Starting at the line that holds "Transcribe the text in this document.", copy every line exactly through the end of the data, and no others.

**Data records**:
══════

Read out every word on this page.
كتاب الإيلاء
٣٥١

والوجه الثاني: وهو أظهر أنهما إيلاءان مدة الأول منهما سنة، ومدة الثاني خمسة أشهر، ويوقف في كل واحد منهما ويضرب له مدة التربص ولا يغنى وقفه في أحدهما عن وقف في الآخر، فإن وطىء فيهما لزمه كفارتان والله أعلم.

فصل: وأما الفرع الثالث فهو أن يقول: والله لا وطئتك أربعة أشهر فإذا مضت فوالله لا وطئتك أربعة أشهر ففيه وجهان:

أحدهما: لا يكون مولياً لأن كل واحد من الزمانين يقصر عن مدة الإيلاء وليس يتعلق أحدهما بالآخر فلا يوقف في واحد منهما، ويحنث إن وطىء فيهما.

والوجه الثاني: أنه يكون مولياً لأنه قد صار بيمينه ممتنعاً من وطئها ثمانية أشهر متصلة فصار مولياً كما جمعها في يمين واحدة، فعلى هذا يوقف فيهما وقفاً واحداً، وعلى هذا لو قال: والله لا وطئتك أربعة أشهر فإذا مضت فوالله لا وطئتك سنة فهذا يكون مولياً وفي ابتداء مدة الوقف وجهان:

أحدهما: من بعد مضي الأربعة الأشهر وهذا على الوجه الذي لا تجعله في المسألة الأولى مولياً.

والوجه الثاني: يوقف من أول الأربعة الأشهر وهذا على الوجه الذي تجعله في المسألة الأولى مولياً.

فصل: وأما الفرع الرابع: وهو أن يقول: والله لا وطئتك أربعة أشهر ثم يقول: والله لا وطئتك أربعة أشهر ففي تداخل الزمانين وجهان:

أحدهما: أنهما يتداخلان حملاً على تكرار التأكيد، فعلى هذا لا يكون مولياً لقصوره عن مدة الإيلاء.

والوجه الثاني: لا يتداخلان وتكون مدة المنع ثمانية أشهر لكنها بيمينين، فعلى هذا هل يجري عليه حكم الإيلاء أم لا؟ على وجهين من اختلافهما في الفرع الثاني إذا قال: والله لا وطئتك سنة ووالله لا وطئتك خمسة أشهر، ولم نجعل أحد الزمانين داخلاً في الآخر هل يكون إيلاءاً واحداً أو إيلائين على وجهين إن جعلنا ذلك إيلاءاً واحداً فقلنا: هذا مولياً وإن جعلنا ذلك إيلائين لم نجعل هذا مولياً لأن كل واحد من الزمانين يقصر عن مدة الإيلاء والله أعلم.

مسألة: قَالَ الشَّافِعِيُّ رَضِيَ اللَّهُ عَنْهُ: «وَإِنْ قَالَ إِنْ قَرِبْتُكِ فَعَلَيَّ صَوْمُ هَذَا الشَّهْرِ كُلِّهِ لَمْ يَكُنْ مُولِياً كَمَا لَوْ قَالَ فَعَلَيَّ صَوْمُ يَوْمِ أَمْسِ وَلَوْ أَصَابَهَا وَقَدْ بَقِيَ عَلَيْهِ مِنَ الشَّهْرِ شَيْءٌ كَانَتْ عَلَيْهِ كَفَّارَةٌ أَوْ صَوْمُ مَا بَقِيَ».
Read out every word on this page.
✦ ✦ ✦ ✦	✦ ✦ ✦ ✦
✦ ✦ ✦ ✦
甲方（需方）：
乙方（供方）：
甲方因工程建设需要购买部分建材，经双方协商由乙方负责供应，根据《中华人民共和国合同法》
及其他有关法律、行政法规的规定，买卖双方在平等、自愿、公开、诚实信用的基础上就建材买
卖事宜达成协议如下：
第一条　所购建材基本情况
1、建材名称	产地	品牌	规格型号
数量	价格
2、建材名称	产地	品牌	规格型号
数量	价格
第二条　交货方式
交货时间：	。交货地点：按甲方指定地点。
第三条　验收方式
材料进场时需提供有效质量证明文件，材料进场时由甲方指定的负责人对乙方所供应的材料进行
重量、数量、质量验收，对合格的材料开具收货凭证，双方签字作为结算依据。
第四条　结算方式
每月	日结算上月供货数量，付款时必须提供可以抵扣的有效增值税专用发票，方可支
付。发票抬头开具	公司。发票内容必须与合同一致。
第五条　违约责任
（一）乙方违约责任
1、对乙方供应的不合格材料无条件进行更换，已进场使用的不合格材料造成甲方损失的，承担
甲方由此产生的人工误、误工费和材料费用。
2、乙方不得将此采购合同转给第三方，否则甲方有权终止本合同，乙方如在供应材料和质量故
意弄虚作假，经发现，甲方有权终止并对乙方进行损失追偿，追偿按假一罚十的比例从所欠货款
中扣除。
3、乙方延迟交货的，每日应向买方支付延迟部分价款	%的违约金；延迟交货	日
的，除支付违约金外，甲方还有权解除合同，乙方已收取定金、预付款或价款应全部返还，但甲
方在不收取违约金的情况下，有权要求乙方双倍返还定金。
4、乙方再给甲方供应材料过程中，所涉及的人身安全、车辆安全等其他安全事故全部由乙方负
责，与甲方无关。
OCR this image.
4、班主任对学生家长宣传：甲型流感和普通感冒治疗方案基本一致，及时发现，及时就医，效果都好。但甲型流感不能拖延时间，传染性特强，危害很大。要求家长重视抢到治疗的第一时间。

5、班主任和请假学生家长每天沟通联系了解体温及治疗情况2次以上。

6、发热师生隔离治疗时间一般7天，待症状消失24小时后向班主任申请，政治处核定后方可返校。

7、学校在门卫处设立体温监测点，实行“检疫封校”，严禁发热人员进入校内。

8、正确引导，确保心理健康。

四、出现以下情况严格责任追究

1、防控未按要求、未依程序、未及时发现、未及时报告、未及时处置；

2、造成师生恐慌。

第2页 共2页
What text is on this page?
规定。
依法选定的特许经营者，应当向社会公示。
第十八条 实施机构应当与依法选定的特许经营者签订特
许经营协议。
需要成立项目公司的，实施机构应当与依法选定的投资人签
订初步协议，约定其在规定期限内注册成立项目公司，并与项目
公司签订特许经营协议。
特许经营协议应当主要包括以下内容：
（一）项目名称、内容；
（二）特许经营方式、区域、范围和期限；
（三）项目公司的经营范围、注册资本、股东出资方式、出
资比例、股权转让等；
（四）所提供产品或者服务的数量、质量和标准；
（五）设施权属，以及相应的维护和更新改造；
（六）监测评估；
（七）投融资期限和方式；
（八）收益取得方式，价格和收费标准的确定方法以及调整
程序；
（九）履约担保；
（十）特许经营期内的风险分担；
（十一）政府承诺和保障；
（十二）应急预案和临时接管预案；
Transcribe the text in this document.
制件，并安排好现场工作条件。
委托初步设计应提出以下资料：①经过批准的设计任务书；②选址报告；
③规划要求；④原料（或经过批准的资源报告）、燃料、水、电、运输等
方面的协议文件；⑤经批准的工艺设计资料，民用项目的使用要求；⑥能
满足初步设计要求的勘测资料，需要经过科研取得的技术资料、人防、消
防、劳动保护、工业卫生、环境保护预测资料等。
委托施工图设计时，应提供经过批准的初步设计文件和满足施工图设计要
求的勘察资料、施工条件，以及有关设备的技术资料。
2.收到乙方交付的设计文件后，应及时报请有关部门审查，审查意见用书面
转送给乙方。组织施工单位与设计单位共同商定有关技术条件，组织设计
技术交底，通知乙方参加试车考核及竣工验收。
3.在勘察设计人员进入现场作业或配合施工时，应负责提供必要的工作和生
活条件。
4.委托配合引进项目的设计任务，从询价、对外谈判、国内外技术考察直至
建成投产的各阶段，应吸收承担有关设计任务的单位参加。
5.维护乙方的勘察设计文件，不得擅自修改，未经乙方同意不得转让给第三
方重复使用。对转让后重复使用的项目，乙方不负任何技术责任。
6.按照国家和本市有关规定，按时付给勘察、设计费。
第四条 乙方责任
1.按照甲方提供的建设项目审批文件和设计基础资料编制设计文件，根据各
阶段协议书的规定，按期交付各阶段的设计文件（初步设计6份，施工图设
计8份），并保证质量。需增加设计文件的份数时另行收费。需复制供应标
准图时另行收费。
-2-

══════

**Exercise response**:
Transcribe the text in this document.
制件，并安排好现场工作条件。
委托初步设计应提出以下资料：①经过批准的设计任务书；②选址报告；
③规划要求；④原料（或经过批准的资源报告）、燃料、水、电、运输等
方面的协议文件；⑤经批准的工艺设计资料，民用项目的使用要求；⑥能
满足初步设计要求的勘测资料，需要经过科研取得的技术资料、人防、消
防、劳动保护、工业卫生、环境保护预测资料等。
委托施工图设计时，应提供经过批准的初步设计文件和满足施工图设计要
求的勘察资料、施工条件，以及有关设备的技术资料。
2.收到乙方交付的设计文件后，应及时报请有关部门审查，审查意见用书面
转送给乙方。组织施工单位与设计单位共同商定有关技术条件，组织设计
技术交底，通知乙方参加试车考核及竣工验收。
3.在勘察设计人员进入现场作业或配合施工时，应负责提供必要的工作和生
活条件。
4.委托配合引进项目的设计任务，从询价、对外谈判、国内外技术考察直至
建成投产的各阶段，应吸收承担有关设计任务的单位参加。
5.维护乙方的勘察设计文件，不得擅自修改，未经乙方同意不得转让给第三
方重复使用。对转让后重复使用的项目，乙方不负任何技术责任。
6.按照国家和本市有关规定，按时付给勘察、设计费。
第四条 乙方责任
1.按照甲方提供的建设项目审批文件和设计基础资料编制设计文件，根据各
阶段协议书的规定，按期交付各阶段的设计文件（初步设计6份，施工图设
计8份），并保证质量。需增加设计文件的份数时另行收费。需复制供应标
准图时另行收费。
-2-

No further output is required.